_What this task involves:_ Output the items unchanged, from the first line of the items through the line containing "53, 565, 451]".

_Stored records:_

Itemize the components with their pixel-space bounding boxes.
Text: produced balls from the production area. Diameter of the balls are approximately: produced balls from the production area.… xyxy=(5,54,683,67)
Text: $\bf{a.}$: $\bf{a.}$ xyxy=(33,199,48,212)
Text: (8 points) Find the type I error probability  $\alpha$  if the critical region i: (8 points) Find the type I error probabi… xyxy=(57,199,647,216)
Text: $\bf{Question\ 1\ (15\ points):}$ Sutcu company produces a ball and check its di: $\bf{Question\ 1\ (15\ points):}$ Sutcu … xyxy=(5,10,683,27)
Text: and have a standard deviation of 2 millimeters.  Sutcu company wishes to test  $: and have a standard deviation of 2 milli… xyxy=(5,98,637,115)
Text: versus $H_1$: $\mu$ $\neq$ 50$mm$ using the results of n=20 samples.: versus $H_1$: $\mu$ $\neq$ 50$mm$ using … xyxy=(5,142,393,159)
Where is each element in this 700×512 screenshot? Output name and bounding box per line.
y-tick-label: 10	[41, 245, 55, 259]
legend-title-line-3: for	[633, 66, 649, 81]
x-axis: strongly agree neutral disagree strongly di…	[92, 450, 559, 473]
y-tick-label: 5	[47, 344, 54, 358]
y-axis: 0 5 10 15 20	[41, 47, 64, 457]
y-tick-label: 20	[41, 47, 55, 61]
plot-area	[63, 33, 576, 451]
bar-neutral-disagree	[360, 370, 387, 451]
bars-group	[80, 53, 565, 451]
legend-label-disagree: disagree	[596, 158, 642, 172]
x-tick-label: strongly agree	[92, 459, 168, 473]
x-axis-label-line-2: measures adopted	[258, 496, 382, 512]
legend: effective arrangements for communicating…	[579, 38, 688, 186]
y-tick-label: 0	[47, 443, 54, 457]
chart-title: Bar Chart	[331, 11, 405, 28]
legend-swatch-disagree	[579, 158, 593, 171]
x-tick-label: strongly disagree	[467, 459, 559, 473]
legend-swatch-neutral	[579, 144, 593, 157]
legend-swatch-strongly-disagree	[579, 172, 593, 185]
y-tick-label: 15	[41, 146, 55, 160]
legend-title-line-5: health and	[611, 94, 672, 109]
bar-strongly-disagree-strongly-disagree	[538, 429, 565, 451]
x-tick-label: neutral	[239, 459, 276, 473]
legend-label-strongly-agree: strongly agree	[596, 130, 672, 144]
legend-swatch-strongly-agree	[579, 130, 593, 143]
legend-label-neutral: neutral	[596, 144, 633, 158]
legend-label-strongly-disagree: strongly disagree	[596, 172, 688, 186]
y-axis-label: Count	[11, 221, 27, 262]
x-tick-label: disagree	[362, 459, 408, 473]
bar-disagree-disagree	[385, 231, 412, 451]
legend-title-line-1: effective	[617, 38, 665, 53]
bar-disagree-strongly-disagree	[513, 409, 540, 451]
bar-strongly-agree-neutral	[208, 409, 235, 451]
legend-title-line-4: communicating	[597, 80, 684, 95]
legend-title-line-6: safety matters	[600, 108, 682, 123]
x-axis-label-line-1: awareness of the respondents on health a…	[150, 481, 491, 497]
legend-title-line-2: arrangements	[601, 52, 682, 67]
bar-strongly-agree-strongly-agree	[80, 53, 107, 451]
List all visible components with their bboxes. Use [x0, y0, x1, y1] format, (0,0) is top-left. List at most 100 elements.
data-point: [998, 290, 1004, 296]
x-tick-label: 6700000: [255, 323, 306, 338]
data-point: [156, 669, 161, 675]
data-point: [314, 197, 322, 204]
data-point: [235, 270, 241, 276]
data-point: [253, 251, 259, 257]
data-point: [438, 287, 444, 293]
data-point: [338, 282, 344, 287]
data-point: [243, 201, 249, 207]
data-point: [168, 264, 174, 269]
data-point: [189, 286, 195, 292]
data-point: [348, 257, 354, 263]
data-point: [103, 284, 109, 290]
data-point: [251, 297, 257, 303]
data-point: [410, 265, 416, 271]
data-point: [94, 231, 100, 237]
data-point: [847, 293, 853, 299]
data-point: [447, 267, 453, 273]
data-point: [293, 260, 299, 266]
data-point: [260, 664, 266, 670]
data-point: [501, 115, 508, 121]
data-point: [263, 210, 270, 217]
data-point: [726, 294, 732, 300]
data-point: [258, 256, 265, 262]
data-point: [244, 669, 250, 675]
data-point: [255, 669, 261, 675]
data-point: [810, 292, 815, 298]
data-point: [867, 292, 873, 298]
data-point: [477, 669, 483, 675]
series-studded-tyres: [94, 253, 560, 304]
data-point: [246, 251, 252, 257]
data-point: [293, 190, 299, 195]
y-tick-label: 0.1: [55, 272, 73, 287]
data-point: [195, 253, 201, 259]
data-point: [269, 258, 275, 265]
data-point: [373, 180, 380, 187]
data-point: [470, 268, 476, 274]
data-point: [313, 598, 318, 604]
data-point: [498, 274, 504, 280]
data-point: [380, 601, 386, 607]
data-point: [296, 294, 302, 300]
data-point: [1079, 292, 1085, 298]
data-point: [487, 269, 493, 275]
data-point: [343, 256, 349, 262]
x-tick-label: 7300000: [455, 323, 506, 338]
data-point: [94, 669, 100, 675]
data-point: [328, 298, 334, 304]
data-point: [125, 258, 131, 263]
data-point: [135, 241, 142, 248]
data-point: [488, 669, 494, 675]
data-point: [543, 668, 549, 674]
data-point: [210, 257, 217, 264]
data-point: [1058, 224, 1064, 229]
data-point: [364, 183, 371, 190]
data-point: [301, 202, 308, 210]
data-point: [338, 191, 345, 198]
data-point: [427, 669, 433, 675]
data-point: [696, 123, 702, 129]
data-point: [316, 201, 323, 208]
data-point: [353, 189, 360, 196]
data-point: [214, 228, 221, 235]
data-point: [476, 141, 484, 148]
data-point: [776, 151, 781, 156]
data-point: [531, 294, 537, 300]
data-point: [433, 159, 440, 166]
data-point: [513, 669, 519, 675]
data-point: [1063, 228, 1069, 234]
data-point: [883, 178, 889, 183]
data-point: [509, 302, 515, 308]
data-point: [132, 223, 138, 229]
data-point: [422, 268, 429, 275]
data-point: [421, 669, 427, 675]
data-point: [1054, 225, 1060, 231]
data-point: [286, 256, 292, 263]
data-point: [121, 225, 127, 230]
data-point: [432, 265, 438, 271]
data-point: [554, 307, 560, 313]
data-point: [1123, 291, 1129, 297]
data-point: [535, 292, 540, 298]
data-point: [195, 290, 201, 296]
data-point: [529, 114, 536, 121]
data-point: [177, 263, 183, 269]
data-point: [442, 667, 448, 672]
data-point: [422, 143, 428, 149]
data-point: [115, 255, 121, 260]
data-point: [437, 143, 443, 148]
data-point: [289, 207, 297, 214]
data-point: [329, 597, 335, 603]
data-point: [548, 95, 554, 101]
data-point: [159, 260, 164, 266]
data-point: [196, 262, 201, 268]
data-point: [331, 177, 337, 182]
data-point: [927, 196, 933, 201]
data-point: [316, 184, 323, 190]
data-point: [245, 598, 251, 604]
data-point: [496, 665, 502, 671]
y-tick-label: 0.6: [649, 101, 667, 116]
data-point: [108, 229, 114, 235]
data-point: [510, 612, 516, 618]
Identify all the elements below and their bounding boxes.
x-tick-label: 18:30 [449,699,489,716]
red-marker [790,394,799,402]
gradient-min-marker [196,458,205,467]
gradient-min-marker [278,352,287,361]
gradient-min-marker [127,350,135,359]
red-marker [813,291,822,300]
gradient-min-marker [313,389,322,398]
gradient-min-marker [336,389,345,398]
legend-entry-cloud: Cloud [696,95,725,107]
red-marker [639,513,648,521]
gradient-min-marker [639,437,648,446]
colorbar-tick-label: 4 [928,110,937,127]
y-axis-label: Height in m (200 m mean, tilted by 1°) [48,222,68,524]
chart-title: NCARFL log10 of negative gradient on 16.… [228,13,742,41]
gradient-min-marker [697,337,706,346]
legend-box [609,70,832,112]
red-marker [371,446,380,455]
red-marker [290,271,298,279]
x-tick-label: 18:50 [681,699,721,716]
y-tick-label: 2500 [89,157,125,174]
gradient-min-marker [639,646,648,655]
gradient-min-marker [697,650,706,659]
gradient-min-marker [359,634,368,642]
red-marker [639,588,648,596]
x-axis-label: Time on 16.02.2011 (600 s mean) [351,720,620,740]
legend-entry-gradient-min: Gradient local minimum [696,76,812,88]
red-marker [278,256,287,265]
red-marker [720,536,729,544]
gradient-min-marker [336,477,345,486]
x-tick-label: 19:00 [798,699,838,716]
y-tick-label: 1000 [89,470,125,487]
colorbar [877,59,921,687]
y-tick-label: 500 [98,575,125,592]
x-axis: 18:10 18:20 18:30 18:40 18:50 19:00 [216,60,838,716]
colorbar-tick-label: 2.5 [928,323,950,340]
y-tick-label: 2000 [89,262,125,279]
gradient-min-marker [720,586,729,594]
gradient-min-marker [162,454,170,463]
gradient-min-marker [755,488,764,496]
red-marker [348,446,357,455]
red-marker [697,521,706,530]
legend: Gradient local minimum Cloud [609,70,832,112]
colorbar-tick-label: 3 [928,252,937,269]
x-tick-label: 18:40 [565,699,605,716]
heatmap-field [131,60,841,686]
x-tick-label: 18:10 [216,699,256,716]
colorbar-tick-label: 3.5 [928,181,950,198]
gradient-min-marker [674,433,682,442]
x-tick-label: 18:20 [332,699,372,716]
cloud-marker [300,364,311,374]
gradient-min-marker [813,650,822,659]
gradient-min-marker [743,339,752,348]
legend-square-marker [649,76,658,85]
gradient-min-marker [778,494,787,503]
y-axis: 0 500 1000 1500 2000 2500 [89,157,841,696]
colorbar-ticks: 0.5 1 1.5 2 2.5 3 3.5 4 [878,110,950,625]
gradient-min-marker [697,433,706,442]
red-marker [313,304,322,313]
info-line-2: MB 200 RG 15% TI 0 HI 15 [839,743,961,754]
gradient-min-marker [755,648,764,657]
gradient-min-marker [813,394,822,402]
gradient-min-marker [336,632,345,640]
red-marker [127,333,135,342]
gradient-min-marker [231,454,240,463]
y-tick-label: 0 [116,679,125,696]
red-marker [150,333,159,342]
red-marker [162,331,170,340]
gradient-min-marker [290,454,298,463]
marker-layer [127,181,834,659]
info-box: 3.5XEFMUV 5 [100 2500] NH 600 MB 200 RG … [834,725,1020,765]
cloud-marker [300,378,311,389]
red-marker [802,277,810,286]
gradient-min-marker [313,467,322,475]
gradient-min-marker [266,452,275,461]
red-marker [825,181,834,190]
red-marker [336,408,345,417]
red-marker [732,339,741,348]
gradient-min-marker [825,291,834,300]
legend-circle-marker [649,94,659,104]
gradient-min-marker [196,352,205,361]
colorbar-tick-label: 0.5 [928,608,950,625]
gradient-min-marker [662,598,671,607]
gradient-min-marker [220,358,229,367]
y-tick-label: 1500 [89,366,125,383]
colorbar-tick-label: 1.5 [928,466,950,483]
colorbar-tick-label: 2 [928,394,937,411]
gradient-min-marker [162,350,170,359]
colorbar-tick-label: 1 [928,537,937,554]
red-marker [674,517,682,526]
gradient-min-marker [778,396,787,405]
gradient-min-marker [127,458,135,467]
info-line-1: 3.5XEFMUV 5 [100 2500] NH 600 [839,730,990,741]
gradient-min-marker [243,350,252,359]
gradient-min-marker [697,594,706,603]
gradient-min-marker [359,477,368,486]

_Response:_
Itemize the components with their pixel-space bounding boxes.
Text: produced balls from the production area. Diameter of the balls are approximately: produced balls from the production area.… xyxy=(5,54,683,67)
Text: $\bf{a.}$: $\bf{a.}$ xyxy=(33,199,48,212)
Text: (8 points) Find the type I error probability  $\alpha$  if the critical region i: (8 points) Find the type I error probabi… xyxy=(57,199,647,216)
Text: $\bf{Question\ 1\ (15\ points):}$ Sutcu company produces a ball and check its di: $\bf{Question\ 1\ (15\ points):}$ Sutcu … xyxy=(5,10,683,27)
Text: and have a standard deviation of 2 millimeters.  Sutcu company wishes to test  $: and have a standard deviation of 2 milli… xyxy=(5,98,637,115)
Text: versus $H_1$: $\mu$ $\neq$ 50$mm$ using the results of n=20 samples.: versus $H_1$: $\mu$ $\neq$ 50$mm$ using … xyxy=(5,142,393,159)
Where is each element in this 700×512 screenshot? Output name and bounding box per line.
y-tick-label: 10	[41, 245, 55, 259]
legend-title-line-3: for	[633, 66, 649, 81]
x-axis: strongly agree neutral disagree strongly di…	[92, 450, 559, 473]
y-tick-label: 5	[47, 344, 54, 358]
y-axis: 0 5 10 15 20	[41, 47, 64, 457]
y-tick-label: 20	[41, 47, 55, 61]
plot-area	[63, 33, 576, 451]
bar-neutral-disagree	[360, 370, 387, 451]
bars-group	[80, 53, 565, 451]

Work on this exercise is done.